- [Required work]:
Everything in the listing should be restated word for word.

[Data records]
● ● ● ●

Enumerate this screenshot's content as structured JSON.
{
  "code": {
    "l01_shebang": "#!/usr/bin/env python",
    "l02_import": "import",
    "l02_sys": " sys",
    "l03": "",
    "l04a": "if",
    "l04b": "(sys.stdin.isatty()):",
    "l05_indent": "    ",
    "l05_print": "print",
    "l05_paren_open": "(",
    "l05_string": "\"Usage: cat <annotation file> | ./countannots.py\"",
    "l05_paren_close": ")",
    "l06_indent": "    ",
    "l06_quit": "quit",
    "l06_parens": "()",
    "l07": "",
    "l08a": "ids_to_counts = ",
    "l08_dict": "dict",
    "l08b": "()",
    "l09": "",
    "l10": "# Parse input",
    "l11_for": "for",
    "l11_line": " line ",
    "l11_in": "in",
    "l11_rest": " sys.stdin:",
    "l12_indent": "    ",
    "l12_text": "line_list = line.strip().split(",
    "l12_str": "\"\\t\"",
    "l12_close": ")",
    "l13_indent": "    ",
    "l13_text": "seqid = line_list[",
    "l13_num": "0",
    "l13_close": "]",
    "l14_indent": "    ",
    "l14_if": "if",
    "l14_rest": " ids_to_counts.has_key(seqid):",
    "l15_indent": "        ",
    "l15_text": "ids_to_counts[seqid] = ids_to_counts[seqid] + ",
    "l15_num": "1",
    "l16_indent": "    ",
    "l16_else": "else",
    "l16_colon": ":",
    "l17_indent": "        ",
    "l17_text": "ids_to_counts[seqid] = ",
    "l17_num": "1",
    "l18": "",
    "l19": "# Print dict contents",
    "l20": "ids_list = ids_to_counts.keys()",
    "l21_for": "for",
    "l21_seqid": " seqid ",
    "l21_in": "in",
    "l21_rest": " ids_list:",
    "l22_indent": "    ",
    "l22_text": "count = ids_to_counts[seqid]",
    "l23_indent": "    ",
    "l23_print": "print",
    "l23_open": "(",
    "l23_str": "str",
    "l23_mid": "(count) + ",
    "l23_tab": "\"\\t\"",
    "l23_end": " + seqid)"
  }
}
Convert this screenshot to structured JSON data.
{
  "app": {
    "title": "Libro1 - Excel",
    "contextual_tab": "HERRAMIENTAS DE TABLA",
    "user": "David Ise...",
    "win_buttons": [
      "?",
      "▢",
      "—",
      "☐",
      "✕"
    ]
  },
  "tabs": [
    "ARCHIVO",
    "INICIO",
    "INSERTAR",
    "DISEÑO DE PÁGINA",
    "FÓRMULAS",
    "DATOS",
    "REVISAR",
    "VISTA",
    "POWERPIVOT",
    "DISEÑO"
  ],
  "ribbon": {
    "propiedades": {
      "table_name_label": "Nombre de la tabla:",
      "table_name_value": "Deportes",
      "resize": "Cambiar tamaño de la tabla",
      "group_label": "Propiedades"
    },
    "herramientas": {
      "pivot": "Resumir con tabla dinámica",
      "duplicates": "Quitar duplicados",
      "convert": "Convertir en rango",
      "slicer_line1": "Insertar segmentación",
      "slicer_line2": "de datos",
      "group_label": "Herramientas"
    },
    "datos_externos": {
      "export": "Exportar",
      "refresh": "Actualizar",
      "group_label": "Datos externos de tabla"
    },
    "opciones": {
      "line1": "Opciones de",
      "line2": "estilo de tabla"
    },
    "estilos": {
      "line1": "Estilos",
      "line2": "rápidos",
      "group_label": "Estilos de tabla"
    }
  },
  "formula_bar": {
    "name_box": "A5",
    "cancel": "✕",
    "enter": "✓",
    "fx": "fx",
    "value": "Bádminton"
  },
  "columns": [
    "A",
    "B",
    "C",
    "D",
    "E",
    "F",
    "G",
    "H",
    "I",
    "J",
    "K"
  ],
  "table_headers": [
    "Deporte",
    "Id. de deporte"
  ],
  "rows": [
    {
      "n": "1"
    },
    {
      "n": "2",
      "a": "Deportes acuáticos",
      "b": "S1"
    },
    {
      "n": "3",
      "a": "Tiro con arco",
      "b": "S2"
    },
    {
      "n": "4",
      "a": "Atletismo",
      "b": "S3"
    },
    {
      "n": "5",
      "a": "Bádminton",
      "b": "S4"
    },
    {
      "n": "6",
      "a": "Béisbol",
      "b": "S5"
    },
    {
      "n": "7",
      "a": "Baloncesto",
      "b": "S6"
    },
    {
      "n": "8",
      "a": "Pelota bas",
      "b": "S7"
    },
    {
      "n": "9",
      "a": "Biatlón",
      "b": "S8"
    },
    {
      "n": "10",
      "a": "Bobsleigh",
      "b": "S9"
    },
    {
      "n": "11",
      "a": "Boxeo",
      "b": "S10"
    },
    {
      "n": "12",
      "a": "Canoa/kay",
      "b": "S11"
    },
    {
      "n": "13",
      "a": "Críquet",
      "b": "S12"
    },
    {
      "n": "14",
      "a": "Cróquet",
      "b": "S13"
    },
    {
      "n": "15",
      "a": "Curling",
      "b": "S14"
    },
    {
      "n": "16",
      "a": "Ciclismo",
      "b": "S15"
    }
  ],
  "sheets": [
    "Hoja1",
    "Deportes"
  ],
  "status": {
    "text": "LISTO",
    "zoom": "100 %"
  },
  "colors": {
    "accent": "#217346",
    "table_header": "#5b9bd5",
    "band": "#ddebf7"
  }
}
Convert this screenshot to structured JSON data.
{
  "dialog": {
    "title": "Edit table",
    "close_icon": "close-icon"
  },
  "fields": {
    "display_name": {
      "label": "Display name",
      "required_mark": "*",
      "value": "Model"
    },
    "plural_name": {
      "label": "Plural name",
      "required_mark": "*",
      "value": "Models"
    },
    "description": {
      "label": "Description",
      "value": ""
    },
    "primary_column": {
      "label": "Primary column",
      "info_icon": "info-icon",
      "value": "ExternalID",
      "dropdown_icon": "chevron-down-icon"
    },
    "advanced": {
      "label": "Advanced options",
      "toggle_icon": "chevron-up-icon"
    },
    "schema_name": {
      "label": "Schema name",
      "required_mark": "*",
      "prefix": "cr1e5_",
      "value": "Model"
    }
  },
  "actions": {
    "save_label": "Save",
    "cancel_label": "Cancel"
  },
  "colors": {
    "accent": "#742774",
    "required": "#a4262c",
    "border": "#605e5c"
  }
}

● ● ● ●

- [Solution for this problem]:
Enumerate this screenshot's content as structured JSON.
{
  "code": {
    "l01_shebang": "#!/usr/bin/env python",
    "l02_import": "import",
    "l02_sys": " sys",
    "l03": "",
    "l04a": "if",
    "l04b": "(sys.stdin.isatty()):",
    "l05_indent": "    ",
    "l05_print": "print",
    "l05_paren_open": "(",
    "l05_string": "\"Usage: cat <annotation file> | ./countannots.py\"",
    "l05_paren_close": ")",
    "l06_indent": "    ",
    "l06_quit": "quit",
    "l06_parens": "()",
    "l07": "",
    "l08a": "ids_to_counts = ",
    "l08_dict": "dict",
    "l08b": "()",
    "l09": "",
    "l10": "# Parse input",
    "l11_for": "for",
    "l11_line": " line ",
    "l11_in": "in",
    "l11_rest": " sys.stdin:",
    "l12_indent": "    ",
    "l12_text": "line_list = line.strip().split(",
    "l12_str": "\"\\t\"",
    "l12_close": ")",
    "l13_indent": "    ",
    "l13_text": "seqid = line_list[",
    "l13_num": "0",
    "l13_close": "]",
    "l14_indent": "    ",
    "l14_if": "if",
    "l14_rest": " ids_to_counts.has_key(seqid):",
    "l15_indent": "        ",
    "l15_text": "ids_to_counts[seqid] = ids_to_counts[seqid] + ",
    "l15_num": "1",
    "l16_indent": "    ",
    "l16_else": "else",
    "l16_colon": ":",
    "l17_indent": "        ",
    "l17_text": "ids_to_counts[seqid] = ",
    "l17_num": "1",
    "l18": "",
    "l19": "# Print dict contents",
    "l20": "ids_list = ids_to_counts.keys()",
    "l21_for": "for",
    "l21_seqid": " seqid ",
    "l21_in": "in",
    "l21_rest": " ids_list:",
    "l22_indent": "    ",
    "l22_text": "count = ids_to_counts[seqid]",
    "l23_indent": "    ",
    "l23_print": "print",
    "l23_open": "(",
    "l23_str": "str",
    "l23_mid": "(count) + ",
    "l23_tab": "\"\\t\"",
    "l23_end": " + seqid)"
  }
}
Convert this screenshot to structured JSON data.
{
  "app": {
    "title": "Libro1 - Excel",
    "contextual_tab": "HERRAMIENTAS DE TABLA",
    "user": "David Ise...",
    "win_buttons": [
      "?",
      "▢",
      "—",
      "☐",
      "✕"
    ]
  },
  "tabs": [
    "ARCHIVO",
    "INICIO",
    "INSERTAR",
    "DISEÑO DE PÁGINA",
    "FÓRMULAS",
    "DATOS",
    "REVISAR",
    "VISTA",
    "POWERPIVOT",
    "DISEÑO"
  ],
  "ribbon": {
    "propiedades": {
      "table_name_label": "Nombre de la tabla:",
      "table_name_value": "Deportes",
      "resize": "Cambiar tamaño de la tabla",
      "group_label": "Propiedades"
    },
    "herramientas": {
      "pivot": "Resumir con tabla dinámica",
      "duplicates": "Quitar duplicados",
      "convert": "Convertir en rango",
      "slicer_line1": "Insertar segmentación",
      "slicer_line2": "de datos",
      "group_label": "Herramientas"
    },
    "datos_externos": {
      "export": "Exportar",
      "refresh": "Actualizar",
      "group_label": "Datos externos de tabla"
    },
    "opciones": {
      "line1": "Opciones de",
      "line2": "estilo de tabla"
    },
    "estilos": {
      "line1": "Estilos",
      "line2": "rápidos",
      "group_label": "Estilos de tabla"
    }
  },
  "formula_bar": {
    "name_box": "A5",
    "cancel": "✕",
    "enter": "✓",
    "fx": "fx",
    "value": "Bádminton"
  },
  "columns": [
    "A",
    "B",
    "C",
    "D",
    "E",
    "F",
    "G",
    "H",
    "I",
    "J",
    "K"
  ],
  "table_headers": [
    "Deporte",
    "Id. de deporte"
  ],
  "rows": [
    {
      "n": "1"
    },
    {
      "n": "2",
      "a": "Deportes acuáticos",
      "b": "S1"
    },
    {
      "n": "3",
      "a": "Tiro con arco",
      "b": "S2"
    },
    {
      "n": "4",
      "a": "Atletismo",
      "b": "S3"
    },
    {
      "n": "5",
      "a": "Bádminton",
      "b": "S4"
    },
    {
      "n": "6",
      "a": "Béisbol",
      "b": "S5"
    },
    {
      "n": "7",
      "a": "Baloncesto",
      "b": "S6"
    },
    {
      "n": "8",
      "a": "Pelota bas",
      "b": "S7"
    },
    {
      "n": "9",
      "a": "Biatlón",
      "b": "S8"
    },
    {
      "n": "10",
      "a": "Bobsleigh",
      "b": "S9"
    },
    {
      "n": "11",
      "a": "Boxeo",
      "b": "S10"
    },
    {
      "n": "12",
      "a": "Canoa/kay",
      "b": "S11"
    },
    {
      "n": "13",
      "a": "Críquet",
      "b": "S12"
    },
    {
      "n": "14",
      "a": "Cróquet",
      "b": "S13"
    },
    {
      "n": "15",
      "a": "Curling",
      "b": "S14"
    },
    {
      "n": "16",
      "a": "Ciclismo",
      "b": "S15"
    }
  ],
  "sheets": [
    "Hoja1",
    "Deportes"
  ],
  "status": {
    "text": "LISTO",
    "zoom": "100 %"
  },
  "colors": {
    "accent": "#217346",
    "table_header": "#5b9bd5",
    "band": "#ddebf7"
  }
}
Convert this screenshot to structured JSON data.
{
  "dialog": {
    "title": "Edit table",
    "close_icon": "close-icon"
  },
  "fields": {
    "display_name": {
      "label": "Display name",
      "required_mark": "*",
      "value": "Model"
    },
    "plural_name": {
      "label": "Plural name",
      "required_mark": "*",
      "value": "Models"
    },
    "description": {
      "label": "Description",
      "value": ""
    },
    "primary_column": {
      "label": "Primary column",
      "info_icon": "info-icon",
      "value": "ExternalID",
      "dropdown_icon": "chevron-down-icon"
    },
    "advanced": {
      "label": "Advanced options",
      "toggle_icon": "chevron-up-icon"
    },
    "schema_name": {
      "label": "Schema name",
      "required_mark": "*",
      "prefix": "cr1e5_",
      "value": "Model"
    }
  },
  "actions": {
    "save_label": "Save",
    "cancel_label": "Cancel"
  },
  "colors": {
    "accent": "#742774",
    "required": "#a4262c",
    "border": "#605e5c"
  }
}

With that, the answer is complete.